[[ DOCUMENT EXTRACT open ]]

Minister of State for Home Affairs
- Incumbent
- Assumed office 27 July 2026
- Prime Minister: Lawrence Wong
- Minister: K. Shanmugam

Minister of State for Foreign Affairs
- Incumbent
- Assumed office 1 Jan 2026 Serving with Gan Siow Huang
- Prime Minister: Lawrence Wong
- Minister: Vivian Balakrishnan

Member of Parliament for Chua Chu Kang GRC (Keat Hong Division)
- Incumbent
- Assumed office 10 July 2020
- Preceded by: PAP held
- Majority: 2020: 17,520 (17.28%); 2025: 23,578 (27.20%);

Personal details
- Born: Zhulkarnain bin Abdul Rahim 23 November 1980 (age 45) Singapore
- Party: People's Action Party
- Children: 4
- Alma mater: National University of Singapore (LLB) Singapore Management University (LLM)
- Occupation: Politician; lawyer;

= Zhulkarnain Abdul Rahim =

Singaporean politician (born 1980)

Zhulkarnain bin Abdul Rahim (born 23 November 1980) is a Singaporean politician and lawyer who has been serving as Minister of State for Foreign Affairs, and Minister of State for Home Affairs since 27 Jul 2026. As a member of the People's Action Party (PAP), he has been the Member of Parliament (MP) representing the Keat Hong division of Chua Chu Kang Group Representation Constituency since 2020.

== Early life and education ==
Zhulkarnain grew up with five siblings while his father was the sole breadwinner of the family.

[[ DOCUMENT EXTRACT closed ]]
[[ INFORMATION SHOWN open ]]

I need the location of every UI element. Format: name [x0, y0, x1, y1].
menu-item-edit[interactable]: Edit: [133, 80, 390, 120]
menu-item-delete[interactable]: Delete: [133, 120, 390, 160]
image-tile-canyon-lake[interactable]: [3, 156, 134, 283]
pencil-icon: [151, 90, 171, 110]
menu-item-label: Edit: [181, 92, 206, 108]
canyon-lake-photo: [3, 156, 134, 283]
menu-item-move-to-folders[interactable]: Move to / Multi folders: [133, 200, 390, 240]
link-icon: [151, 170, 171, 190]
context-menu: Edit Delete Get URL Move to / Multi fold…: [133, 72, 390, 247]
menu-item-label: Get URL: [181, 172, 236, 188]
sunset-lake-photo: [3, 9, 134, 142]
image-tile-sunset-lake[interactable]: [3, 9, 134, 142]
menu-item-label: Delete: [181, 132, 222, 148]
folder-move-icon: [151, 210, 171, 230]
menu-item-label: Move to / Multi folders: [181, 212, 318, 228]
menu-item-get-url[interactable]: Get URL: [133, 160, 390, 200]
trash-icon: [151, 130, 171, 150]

[[ INFORMATION SHOWN closed ]]

- _YOUR OBJECTIVE_:
Reproduce the full text on Zhulkarnain Abdul Rahim verbatim. The records are separate material and have no connection to the text on Zhulkarnain Abdul Rahim.

- _ANSWER TO THE EXERCISE_:
Minister of State for Home Affairs
- Incumbent
- Assumed office 27 July 2026
- Prime Minister: Lawrence Wong
- Minister: K. Shanmugam

Minister of State for Foreign Affairs
- Incumbent
- Assumed office 1 Jan 2026 Serving with Gan Siow Huang
- Prime Minister: Lawrence Wong
- Minister: Vivian Balakrishnan

Member of Parliament for Chua Chu Kang GRC (Keat Hong Division)
- Incumbent
- Assumed office 10 July 2020
- Preceded by: PAP held
- Majority: 2020: 17,520 (17.28%); 2025: 23,578 (27.20%);

Personal details
- Born: Zhulkarnain bin Abdul Rahim 23 November 1980 (age 45) Singapore
- Party: People's Action Party
- Children: 4
- Alma mater: National University of Singapore (LLB) Singapore Management University (LLM)
- Occupation: Politician; lawyer;

= Zhulkarnain Abdul Rahim =

Singaporean politician (born 1980)

Zhulkarnain bin Abdul Rahim (born 23 November 1980) is a Singaporean politician and lawyer who has been serving as Minister of State for Foreign Affairs, and Minister of State for Home Affairs since 27 Jul 2026. As a member of the People's Action Party (PAP), he has been the Member of Parliament (MP) representing the Keat Hong division of Chua Chu Kang Group Representation Constituency since 2020.

== Early life and education ==
Zhulkarnain grew up with five siblings while his father was the sole breadwinner of the family.